begin Information supplied
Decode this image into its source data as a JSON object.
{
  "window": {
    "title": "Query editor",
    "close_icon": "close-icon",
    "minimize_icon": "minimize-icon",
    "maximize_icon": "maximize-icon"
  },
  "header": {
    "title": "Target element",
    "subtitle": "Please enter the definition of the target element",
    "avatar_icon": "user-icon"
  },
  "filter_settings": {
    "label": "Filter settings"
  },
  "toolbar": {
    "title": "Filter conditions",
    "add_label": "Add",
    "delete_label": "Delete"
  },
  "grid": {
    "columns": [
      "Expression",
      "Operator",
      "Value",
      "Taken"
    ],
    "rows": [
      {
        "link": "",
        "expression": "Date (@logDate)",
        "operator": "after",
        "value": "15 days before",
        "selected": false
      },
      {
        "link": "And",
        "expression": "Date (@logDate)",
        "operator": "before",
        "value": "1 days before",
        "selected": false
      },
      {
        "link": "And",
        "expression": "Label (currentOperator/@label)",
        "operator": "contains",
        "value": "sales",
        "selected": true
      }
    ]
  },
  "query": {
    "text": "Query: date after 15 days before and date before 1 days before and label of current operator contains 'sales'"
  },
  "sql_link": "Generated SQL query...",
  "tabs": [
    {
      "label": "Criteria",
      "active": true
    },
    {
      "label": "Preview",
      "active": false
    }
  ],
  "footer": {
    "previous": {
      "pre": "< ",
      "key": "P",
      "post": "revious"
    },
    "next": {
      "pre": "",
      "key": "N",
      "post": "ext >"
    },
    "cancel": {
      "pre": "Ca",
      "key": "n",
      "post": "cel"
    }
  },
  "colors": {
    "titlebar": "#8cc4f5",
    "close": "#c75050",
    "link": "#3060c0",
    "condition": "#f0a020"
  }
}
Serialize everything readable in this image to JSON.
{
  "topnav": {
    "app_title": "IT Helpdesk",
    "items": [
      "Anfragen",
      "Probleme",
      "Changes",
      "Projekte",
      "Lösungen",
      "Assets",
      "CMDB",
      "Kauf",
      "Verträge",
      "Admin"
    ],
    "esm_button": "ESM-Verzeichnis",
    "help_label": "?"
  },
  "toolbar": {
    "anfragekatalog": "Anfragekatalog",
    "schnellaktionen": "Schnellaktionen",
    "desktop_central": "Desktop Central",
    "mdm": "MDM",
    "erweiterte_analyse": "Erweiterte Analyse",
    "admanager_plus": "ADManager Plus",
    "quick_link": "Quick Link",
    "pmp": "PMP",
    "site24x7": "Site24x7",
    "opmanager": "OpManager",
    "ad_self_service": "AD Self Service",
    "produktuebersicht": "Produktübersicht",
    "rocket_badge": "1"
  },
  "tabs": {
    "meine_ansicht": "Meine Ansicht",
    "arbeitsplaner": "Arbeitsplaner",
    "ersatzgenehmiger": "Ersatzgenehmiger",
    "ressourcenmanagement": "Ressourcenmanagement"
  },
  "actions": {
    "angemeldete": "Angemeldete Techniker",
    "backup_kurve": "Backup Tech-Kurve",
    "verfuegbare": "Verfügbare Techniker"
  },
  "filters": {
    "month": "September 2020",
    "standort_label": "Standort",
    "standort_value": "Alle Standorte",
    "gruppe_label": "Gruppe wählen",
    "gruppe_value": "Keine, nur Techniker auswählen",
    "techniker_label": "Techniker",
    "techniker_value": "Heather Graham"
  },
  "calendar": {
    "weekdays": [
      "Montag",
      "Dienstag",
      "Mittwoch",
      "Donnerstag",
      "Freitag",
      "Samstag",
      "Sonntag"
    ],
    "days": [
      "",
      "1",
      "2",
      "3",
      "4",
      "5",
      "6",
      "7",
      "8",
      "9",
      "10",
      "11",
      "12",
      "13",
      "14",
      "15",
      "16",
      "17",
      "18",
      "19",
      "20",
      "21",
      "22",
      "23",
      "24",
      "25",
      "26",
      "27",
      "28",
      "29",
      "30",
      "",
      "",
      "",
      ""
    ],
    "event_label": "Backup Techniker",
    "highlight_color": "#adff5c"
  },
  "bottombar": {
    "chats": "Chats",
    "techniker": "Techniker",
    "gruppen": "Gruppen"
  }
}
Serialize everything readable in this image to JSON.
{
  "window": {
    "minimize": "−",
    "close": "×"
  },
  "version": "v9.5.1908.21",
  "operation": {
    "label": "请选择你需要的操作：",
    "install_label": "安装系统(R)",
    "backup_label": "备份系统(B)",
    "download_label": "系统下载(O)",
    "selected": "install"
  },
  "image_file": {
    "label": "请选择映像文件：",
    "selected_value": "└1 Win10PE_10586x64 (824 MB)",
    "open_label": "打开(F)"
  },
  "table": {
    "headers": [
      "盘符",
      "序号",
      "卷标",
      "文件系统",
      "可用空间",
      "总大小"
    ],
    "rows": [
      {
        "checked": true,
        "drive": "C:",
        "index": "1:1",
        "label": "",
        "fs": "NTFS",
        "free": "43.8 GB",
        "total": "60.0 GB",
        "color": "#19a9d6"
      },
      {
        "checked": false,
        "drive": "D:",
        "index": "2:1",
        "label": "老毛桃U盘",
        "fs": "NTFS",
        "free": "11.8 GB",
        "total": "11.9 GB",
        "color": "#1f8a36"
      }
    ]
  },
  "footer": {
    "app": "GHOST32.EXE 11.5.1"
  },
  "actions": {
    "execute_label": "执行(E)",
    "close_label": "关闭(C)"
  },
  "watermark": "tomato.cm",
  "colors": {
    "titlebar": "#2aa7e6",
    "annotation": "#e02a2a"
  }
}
end Information supplied
→ Aim:
Write the listing out again, exactly as shown above.

→ Answer to this exercise:
Decode this image into its source data as a JSON object.
{
  "window": {
    "title": "Query editor",
    "close_icon": "close-icon",
    "minimize_icon": "minimize-icon",
    "maximize_icon": "maximize-icon"
  },
  "header": {
    "title": "Target element",
    "subtitle": "Please enter the definition of the target element",
    "avatar_icon": "user-icon"
  },
  "filter_settings": {
    "label": "Filter settings"
  },
  "toolbar": {
    "title": "Filter conditions",
    "add_label": "Add",
    "delete_label": "Delete"
  },
  "grid": {
    "columns": [
      "Expression",
      "Operator",
      "Value",
      "Taken"
    ],
    "rows": [
      {
        "link": "",
        "expression": "Date (@logDate)",
        "operator": "after",
        "value": "15 days before",
        "selected": false
      },
      {
        "link": "And",
        "expression": "Date (@logDate)",
        "operator": "before",
        "value": "1 days before",
        "selected": false
      },
      {
        "link": "And",
        "expression": "Label (currentOperator/@label)",
        "operator": "contains",
        "value": "sales",
        "selected": true
      }
    ]
  },
  "query": {
    "text": "Query: date after 15 days before and date before 1 days before and label of current operator contains 'sales'"
  },
  "sql_link": "Generated SQL query...",
  "tabs": [
    {
      "label": "Criteria",
      "active": true
    },
    {
      "label": "Preview",
      "active": false
    }
  ],
  "footer": {
    "previous": {
      "pre": "< ",
      "key": "P",
      "post": "revious"
    },
    "next": {
      "pre": "",
      "key": "N",
      "post": "ext >"
    },
    "cancel": {
      "pre": "Ca",
      "key": "n",
      "post": "cel"
    }
  },
  "colors": {
    "titlebar": "#8cc4f5",
    "close": "#c75050",
    "link": "#3060c0",
    "condition": "#f0a020"
  }
}
Serialize everything readable in this image to JSON.
{
  "topnav": {
    "app_title": "IT Helpdesk",
    "items": [
      "Anfragen",
      "Probleme",
      "Changes",
      "Projekte",
      "Lösungen",
      "Assets",
      "CMDB",
      "Kauf",
      "Verträge",
      "Admin"
    ],
    "esm_button": "ESM-Verzeichnis",
    "help_label": "?"
  },
  "toolbar": {
    "anfragekatalog": "Anfragekatalog",
    "schnellaktionen": "Schnellaktionen",
    "desktop_central": "Desktop Central",
    "mdm": "MDM",
    "erweiterte_analyse": "Erweiterte Analyse",
    "admanager_plus": "ADManager Plus",
    "quick_link": "Quick Link",
    "pmp": "PMP",
    "site24x7": "Site24x7",
    "opmanager": "OpManager",
    "ad_self_service": "AD Self Service",
    "produktuebersicht": "Produktübersicht",
    "rocket_badge": "1"
  },
  "tabs": {
    "meine_ansicht": "Meine Ansicht",
    "arbeitsplaner": "Arbeitsplaner",
    "ersatzgenehmiger": "Ersatzgenehmiger",
    "ressourcenmanagement": "Ressourcenmanagement"
  },
  "actions": {
    "angemeldete": "Angemeldete Techniker",
    "backup_kurve": "Backup Tech-Kurve",
    "verfuegbare": "Verfügbare Techniker"
  },
  "filters": {
    "month": "September 2020",
    "standort_label": "Standort",
    "standort_value": "Alle Standorte",
    "gruppe_label": "Gruppe wählen",
    "gruppe_value": "Keine, nur Techniker auswählen",
    "techniker_label": "Techniker",
    "techniker_value": "Heather Graham"
  },
  "calendar": {
    "weekdays": [
      "Montag",
      "Dienstag",
      "Mittwoch",
      "Donnerstag",
      "Freitag",
      "Samstag",
      "Sonntag"
    ],
    "days": [
      "",
      "1",
      "2",
      "3",
      "4",
      "5",
      "6",
      "7",
      "8",
      "9",
      "10",
      "11",
      "12",
      "13",
      "14",
      "15",
      "16",
      "17",
      "18",
      "19",
      "20",
      "21",
      "22",
      "23",
      "24",
      "25",
      "26",
      "27",
      "28",
      "29",
      "30",
      "",
      "",
      "",
      ""
    ],
    "event_label": "Backup Techniker",
    "highlight_color": "#adff5c"
  },
  "bottombar": {
    "chats": "Chats",
    "techniker": "Techniker",
    "gruppen": "Gruppen"
  }
}
Serialize everything readable in this image to JSON.
{
  "window": {
    "minimize": "−",
    "close": "×"
  },
  "version": "v9.5.1908.21",
  "operation": {
    "label": "请选择你需要的操作：",
    "install_label": "安装系统(R)",
    "backup_label": "备份系统(B)",
    "download_label": "系统下载(O)",
    "selected": "install"
  },
  "image_file": {
    "label": "请选择映像文件：",
    "selected_value": "└1 Win10PE_10586x64 (824 MB)",
    "open_label": "打开(F)"
  },
  "table": {
    "headers": [
      "盘符",
      "序号",
      "卷标",
      "文件系统",
      "可用空间",
      "总大小"
    ],
    "rows": [
      {
        "checked": true,
        "drive": "C:",
        "index": "1:1",
        "label": "",
        "fs": "NTFS",
        "free": "43.8 GB",
        "total": "60.0 GB",
        "color": "#19a9d6"
      },
      {
        "checked": false,
        "drive": "D:",
        "index": "2:1",
        "label": "老毛桃U盘",
        "fs": "NTFS",
        "free": "11.8 GB",
        "total": "11.9 GB",
        "color": "#1f8a36"
      }
    ]
  },
  "footer": {
    "app": "GHOST32.EXE 11.5.1"
  },
  "actions": {
    "execute_label": "执行(E)",
    "close_label": "关闭(C)"
  },
  "watermark": "tomato.cm",
  "colors": {
    "titlebar": "#2aa7e6",
    "annotation": "#e02a2a"
  }
}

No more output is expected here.